# [WORK TO DO]
Look through the material and copy each line holding "JSON".
● ● ●
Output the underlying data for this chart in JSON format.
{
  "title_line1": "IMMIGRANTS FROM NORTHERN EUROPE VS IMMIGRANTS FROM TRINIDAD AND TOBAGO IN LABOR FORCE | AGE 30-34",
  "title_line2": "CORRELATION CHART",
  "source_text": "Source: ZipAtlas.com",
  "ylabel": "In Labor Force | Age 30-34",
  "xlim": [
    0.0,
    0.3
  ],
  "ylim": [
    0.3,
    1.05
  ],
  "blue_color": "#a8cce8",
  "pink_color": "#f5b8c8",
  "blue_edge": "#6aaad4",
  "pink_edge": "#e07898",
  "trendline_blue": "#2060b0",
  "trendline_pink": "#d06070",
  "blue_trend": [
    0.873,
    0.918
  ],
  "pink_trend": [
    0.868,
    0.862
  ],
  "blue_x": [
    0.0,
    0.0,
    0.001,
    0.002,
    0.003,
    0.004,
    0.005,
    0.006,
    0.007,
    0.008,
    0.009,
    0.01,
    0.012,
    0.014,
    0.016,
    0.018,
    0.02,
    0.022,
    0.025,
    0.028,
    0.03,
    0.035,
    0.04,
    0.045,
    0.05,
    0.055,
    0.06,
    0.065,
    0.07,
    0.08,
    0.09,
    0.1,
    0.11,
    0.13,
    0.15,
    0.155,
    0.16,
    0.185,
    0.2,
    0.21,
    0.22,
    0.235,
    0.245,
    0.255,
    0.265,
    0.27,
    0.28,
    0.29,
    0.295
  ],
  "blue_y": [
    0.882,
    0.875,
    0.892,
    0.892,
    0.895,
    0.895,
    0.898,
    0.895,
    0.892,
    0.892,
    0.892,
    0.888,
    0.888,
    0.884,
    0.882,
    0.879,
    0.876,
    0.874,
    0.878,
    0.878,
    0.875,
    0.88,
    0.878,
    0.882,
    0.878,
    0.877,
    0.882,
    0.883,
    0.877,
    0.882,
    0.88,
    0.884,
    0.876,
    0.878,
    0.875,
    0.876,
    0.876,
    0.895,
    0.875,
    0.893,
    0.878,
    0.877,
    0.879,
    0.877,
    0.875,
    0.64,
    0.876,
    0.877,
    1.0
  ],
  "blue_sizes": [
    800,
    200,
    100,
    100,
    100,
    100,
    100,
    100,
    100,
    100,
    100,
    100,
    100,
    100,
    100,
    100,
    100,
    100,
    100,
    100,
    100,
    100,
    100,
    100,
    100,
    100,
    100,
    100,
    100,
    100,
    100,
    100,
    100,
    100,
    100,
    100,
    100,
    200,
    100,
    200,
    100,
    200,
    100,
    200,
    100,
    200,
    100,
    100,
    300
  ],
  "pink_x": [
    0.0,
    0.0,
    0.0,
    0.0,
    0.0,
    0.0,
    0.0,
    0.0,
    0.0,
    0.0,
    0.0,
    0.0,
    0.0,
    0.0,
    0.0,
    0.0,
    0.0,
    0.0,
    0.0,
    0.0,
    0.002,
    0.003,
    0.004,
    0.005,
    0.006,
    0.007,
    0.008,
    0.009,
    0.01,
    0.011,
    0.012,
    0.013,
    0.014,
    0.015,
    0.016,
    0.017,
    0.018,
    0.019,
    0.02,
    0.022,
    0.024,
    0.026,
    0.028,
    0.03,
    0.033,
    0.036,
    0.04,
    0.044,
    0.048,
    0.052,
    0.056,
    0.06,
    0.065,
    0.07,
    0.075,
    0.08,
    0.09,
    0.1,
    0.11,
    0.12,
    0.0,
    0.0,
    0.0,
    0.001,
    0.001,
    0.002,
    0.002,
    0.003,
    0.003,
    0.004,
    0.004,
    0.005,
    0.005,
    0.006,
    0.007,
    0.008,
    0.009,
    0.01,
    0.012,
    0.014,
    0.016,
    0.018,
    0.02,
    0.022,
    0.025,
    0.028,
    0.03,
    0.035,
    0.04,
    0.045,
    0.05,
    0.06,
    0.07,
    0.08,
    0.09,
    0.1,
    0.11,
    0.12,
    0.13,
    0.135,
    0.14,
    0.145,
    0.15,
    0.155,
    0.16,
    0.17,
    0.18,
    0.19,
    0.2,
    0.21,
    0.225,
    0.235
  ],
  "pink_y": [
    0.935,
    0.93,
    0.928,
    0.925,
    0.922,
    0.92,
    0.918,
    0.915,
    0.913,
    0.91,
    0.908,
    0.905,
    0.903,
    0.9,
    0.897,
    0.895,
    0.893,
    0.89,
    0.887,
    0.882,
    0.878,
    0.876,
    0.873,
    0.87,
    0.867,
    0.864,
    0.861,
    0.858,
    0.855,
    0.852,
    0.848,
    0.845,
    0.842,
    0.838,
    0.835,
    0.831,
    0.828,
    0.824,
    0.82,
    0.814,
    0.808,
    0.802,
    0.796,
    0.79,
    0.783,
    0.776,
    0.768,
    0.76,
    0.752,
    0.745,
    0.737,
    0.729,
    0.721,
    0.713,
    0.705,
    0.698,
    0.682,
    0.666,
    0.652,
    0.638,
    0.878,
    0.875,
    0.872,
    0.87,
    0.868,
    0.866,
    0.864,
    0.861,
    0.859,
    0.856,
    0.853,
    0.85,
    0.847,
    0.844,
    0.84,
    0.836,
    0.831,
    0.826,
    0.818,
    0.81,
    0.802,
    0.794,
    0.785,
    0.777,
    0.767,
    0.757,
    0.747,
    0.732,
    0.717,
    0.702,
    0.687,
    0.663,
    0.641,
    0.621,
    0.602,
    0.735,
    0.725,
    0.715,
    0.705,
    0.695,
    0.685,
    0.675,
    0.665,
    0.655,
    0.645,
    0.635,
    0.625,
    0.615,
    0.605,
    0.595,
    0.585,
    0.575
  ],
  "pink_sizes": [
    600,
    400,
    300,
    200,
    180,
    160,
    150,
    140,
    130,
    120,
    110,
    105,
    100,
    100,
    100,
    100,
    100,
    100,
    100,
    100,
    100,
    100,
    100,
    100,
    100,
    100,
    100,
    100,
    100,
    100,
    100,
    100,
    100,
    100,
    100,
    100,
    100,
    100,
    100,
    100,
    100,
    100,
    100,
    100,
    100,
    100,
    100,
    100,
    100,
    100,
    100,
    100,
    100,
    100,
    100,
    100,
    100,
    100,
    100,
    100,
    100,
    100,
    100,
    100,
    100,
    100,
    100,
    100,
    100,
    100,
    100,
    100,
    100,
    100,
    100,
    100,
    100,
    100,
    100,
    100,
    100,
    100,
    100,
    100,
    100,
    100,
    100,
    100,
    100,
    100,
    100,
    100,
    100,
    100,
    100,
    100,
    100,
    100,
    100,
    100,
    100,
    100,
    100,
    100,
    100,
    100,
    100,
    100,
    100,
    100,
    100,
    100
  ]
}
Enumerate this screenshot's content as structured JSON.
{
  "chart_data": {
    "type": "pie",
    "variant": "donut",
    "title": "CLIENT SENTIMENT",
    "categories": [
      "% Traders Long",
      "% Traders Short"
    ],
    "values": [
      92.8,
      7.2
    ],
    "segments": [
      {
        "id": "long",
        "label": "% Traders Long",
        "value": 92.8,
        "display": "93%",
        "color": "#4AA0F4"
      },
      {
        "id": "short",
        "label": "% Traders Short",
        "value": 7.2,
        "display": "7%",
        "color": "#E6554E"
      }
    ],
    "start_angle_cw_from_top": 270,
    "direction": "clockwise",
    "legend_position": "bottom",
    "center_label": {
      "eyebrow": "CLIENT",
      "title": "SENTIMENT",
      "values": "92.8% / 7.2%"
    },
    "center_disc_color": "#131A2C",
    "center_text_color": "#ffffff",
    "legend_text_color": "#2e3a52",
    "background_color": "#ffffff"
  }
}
● ● ●
# [FULL OUTPUT]
Output the underlying data for this chart in JSON format.
Enumerate this screenshot's content as structured JSON.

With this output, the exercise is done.